* BEGIN Exercise material *

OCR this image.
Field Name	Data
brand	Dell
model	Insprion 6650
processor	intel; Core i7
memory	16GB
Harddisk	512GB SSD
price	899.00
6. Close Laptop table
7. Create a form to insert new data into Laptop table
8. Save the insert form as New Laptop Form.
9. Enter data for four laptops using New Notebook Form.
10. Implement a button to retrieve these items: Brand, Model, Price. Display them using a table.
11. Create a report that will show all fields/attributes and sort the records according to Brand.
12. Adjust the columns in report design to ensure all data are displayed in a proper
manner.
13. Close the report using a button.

* END Exercise material *
* BEGIN Exercise material *

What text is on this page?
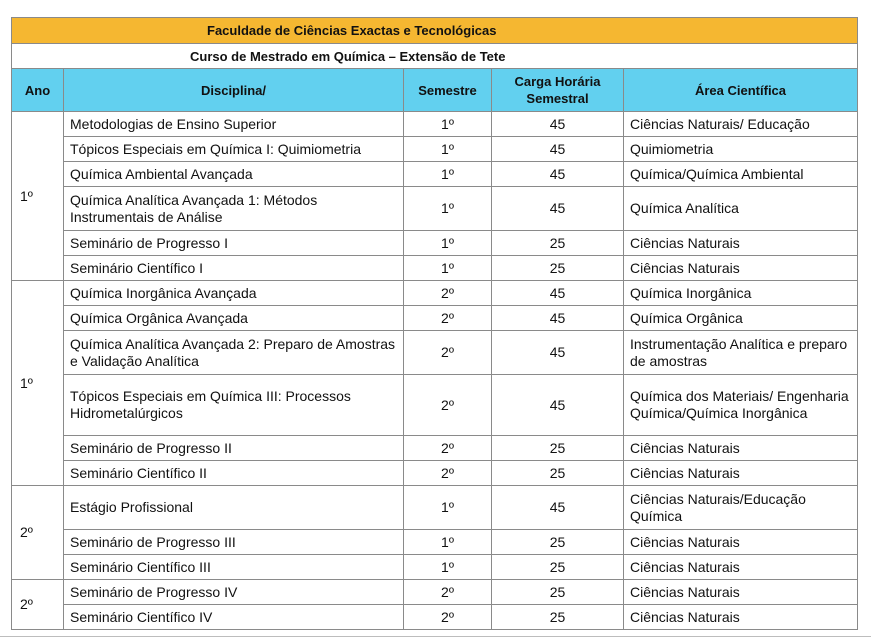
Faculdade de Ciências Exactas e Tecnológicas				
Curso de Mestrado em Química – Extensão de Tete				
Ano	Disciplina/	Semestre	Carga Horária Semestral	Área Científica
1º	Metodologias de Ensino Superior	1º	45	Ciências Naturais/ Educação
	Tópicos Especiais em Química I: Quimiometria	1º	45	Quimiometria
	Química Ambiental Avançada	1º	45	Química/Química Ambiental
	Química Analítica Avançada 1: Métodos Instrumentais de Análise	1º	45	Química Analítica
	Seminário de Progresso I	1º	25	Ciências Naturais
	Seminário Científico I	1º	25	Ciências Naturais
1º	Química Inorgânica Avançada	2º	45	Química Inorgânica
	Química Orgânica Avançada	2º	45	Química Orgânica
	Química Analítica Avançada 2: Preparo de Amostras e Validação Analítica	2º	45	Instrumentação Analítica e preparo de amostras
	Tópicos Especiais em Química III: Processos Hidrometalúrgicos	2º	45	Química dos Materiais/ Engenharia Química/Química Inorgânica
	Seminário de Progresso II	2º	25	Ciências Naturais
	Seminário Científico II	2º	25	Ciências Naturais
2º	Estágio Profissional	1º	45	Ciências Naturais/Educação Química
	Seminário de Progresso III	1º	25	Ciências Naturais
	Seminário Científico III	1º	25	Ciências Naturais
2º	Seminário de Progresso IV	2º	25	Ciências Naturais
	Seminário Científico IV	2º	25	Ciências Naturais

* END Exercise material *
* BEGIN Exercise material *

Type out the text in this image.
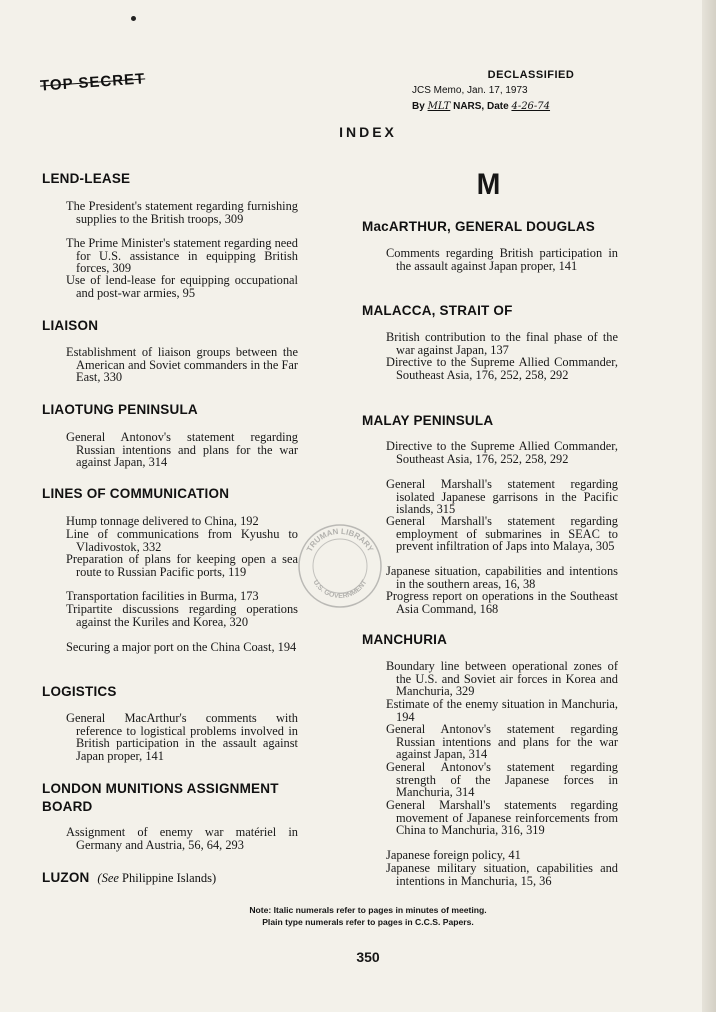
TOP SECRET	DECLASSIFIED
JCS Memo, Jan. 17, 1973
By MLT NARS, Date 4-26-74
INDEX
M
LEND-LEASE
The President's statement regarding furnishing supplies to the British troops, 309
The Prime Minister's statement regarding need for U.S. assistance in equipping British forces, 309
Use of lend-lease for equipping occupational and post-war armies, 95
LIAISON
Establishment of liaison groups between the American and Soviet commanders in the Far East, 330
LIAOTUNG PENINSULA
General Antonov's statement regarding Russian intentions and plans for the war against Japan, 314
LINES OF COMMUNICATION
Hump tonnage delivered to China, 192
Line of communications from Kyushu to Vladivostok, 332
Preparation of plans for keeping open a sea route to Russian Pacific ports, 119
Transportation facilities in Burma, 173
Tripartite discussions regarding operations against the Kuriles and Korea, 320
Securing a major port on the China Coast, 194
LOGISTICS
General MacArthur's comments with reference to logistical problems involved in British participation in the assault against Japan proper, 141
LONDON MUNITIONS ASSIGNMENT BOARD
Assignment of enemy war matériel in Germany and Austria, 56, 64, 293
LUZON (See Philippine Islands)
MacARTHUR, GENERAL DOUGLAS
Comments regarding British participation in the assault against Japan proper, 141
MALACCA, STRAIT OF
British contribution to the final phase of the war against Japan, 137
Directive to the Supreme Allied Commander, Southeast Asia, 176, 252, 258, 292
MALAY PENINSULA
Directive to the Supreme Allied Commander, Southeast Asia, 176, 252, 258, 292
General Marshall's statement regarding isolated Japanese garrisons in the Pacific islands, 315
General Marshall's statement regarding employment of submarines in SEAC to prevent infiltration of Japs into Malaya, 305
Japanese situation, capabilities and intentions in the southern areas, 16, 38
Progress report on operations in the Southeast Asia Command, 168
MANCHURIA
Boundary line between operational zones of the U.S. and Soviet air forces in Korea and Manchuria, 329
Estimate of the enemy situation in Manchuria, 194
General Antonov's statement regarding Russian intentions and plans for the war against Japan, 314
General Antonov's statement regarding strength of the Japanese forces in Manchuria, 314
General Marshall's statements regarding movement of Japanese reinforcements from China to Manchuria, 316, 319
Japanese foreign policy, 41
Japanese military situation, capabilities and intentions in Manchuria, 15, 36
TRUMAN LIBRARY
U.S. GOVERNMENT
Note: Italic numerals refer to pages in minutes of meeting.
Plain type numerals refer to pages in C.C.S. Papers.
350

* END Exercise material *

**Problem to solve**
Count every line in the data where the string "Japanese" occurs. Give nothing except the number.

**Written response**
6